> **Exercise requirements**
Scan the records below for the word "phone" and give only the number of lines that hold it.

───── Raw records ─────

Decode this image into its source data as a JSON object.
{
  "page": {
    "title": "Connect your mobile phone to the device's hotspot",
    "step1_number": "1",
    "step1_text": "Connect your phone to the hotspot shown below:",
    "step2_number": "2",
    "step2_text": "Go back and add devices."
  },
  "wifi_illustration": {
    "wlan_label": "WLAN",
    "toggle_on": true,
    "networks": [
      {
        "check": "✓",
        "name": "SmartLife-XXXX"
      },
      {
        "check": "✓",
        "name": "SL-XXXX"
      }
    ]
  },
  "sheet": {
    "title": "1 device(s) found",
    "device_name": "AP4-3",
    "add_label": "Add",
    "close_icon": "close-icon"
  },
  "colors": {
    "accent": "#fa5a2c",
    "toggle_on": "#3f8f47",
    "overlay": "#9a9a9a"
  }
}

─────

> **Problem solution**
2